§ Short task
In the entries that follow, how many lines hold the string "Polsce"? Give only that number.
################
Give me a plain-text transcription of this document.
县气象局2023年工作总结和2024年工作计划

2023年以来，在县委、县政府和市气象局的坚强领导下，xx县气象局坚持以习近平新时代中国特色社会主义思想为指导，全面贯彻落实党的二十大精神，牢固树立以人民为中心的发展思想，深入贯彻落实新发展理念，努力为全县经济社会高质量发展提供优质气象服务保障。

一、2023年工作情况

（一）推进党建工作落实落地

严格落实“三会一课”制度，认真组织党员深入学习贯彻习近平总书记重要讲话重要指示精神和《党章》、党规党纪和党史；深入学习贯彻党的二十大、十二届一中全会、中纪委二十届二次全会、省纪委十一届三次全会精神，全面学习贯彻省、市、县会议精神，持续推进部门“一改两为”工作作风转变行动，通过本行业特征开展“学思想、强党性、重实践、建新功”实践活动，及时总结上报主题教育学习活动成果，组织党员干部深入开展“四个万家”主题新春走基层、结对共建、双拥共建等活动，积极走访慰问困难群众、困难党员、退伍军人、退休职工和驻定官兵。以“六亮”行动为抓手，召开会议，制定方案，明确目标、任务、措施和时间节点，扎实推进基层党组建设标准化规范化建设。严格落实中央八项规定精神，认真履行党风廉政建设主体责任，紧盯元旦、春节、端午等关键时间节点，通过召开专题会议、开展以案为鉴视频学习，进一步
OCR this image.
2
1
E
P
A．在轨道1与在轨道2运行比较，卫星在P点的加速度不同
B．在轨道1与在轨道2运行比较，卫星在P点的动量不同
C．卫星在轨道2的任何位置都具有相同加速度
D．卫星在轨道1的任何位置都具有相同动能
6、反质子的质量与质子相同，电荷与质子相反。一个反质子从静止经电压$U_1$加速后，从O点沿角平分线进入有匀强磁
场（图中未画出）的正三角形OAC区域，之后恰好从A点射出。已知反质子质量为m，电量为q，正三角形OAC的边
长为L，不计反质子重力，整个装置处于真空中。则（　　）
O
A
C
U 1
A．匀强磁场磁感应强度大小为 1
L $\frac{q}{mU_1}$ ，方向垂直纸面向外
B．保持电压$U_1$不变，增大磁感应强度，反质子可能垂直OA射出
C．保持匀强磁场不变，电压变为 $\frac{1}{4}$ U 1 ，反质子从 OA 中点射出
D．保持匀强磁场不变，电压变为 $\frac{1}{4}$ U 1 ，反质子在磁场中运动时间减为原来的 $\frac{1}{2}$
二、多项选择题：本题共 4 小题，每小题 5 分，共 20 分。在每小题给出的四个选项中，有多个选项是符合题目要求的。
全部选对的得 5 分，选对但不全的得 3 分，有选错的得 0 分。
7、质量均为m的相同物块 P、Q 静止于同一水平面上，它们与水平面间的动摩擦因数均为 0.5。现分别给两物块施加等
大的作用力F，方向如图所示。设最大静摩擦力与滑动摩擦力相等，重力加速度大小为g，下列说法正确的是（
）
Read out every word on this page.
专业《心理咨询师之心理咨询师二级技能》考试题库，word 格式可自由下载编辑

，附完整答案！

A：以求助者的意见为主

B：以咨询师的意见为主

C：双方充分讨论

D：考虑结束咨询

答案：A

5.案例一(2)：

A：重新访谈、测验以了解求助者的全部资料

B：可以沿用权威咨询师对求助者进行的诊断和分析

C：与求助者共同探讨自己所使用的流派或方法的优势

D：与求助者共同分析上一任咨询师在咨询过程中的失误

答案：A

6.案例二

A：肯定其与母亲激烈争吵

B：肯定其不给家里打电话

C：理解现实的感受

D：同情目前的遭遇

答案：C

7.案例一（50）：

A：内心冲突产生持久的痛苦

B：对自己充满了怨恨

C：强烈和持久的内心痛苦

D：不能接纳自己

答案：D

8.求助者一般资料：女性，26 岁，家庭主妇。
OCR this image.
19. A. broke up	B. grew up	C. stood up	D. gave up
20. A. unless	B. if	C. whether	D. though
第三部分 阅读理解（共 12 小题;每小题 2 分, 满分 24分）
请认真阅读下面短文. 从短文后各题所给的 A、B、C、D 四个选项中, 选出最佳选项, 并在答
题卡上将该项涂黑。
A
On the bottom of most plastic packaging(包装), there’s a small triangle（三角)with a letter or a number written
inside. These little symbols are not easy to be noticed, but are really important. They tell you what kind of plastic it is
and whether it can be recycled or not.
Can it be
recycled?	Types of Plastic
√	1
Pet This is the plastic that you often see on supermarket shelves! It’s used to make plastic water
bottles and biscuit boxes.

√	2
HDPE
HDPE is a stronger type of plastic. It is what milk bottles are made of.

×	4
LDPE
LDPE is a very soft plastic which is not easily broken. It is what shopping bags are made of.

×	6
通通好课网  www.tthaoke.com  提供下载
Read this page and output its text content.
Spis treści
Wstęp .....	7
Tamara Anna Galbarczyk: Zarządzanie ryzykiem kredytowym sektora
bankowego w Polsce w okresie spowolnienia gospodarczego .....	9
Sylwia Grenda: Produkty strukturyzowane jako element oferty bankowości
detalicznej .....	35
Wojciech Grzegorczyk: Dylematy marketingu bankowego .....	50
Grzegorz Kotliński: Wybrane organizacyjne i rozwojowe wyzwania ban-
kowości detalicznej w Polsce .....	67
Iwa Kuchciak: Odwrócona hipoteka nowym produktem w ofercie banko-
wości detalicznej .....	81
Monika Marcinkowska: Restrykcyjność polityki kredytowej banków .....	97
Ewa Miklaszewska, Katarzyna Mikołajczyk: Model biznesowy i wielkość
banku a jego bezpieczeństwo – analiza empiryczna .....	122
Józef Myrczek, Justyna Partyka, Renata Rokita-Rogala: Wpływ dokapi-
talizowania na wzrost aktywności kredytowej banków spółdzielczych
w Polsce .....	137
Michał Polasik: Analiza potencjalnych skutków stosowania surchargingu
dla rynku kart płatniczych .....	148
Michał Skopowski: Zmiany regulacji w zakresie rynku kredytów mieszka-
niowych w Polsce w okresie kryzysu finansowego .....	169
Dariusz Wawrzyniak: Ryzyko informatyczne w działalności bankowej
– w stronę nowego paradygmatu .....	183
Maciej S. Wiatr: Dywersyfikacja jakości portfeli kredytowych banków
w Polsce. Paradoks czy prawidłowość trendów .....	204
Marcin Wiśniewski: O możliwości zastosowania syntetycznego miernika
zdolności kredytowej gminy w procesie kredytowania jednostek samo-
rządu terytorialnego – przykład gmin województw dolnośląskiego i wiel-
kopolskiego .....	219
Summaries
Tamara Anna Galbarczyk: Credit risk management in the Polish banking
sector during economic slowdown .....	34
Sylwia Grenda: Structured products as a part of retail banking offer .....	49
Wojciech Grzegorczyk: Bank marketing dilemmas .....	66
################
§ Output of the exercise
5